▶ _Records from a collection_
--------------------------------------------------
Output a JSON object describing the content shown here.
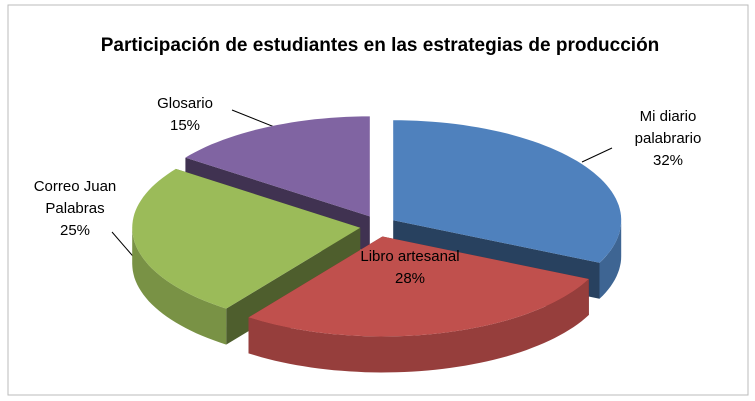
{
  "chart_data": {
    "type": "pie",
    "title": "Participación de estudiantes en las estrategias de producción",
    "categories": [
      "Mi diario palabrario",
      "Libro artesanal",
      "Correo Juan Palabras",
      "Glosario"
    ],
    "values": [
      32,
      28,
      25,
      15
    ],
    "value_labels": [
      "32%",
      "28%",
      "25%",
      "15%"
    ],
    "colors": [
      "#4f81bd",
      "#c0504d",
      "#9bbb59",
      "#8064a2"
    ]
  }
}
--------------------------------------------------
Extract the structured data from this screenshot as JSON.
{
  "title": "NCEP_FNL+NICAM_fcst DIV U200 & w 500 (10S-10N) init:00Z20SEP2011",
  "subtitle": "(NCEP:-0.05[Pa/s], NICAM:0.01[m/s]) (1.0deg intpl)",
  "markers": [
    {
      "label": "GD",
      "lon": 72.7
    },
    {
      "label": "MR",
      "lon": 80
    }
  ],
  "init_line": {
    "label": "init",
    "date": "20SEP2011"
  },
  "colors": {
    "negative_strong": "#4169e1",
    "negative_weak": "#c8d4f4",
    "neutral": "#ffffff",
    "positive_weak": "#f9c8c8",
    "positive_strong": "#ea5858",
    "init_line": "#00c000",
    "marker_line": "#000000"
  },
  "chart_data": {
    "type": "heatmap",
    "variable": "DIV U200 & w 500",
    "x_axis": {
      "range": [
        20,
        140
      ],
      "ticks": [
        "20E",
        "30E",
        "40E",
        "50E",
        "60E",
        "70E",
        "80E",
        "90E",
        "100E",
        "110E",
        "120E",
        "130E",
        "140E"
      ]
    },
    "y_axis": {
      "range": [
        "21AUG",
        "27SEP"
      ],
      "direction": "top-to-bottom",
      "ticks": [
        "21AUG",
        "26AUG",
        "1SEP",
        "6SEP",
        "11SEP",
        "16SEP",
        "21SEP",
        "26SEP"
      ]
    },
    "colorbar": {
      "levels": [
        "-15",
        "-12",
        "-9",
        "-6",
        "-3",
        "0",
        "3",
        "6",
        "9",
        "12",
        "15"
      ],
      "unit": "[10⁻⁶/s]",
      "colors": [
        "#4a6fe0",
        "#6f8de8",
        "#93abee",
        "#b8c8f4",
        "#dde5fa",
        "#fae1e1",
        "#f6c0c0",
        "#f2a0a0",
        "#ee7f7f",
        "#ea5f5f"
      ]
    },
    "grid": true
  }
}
--------------------------------------------------
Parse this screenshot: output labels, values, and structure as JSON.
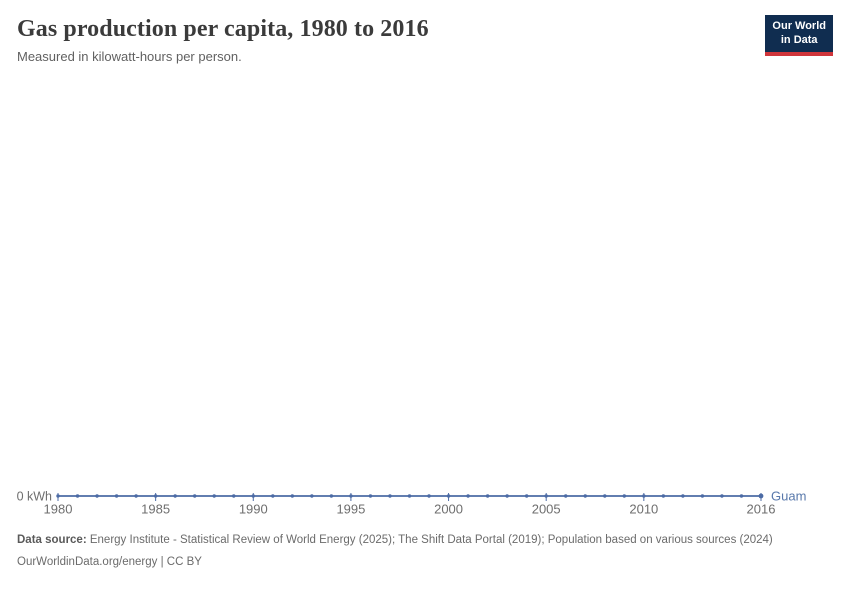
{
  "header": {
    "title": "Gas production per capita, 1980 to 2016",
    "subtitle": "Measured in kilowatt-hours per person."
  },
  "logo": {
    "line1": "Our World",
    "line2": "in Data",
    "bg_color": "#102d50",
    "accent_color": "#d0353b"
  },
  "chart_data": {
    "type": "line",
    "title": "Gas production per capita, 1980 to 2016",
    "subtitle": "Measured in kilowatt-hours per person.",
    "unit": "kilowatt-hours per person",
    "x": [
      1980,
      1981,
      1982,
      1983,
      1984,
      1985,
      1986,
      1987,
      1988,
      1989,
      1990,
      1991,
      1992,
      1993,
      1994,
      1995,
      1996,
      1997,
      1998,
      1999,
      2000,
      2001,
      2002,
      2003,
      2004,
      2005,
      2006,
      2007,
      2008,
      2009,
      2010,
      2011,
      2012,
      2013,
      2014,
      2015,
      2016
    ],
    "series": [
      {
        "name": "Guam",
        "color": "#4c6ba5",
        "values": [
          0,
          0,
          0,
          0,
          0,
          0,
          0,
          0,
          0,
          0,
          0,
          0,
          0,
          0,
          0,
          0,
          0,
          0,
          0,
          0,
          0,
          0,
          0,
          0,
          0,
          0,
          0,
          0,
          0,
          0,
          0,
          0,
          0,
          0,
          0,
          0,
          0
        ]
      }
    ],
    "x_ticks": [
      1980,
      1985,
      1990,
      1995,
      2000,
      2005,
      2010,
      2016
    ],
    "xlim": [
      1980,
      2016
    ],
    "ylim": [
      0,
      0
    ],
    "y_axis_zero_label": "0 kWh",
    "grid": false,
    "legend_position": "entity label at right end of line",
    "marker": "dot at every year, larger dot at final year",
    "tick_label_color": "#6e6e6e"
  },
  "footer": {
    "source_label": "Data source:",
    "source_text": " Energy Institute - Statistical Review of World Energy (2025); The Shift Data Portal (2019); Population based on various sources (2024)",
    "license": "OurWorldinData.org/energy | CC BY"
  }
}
--------------------------------------------------
Gather all lines from the listing above in which "unit" occurs.

      "unit": "[10⁻⁶/s]",
    "unit": "kilowatt-hours per person",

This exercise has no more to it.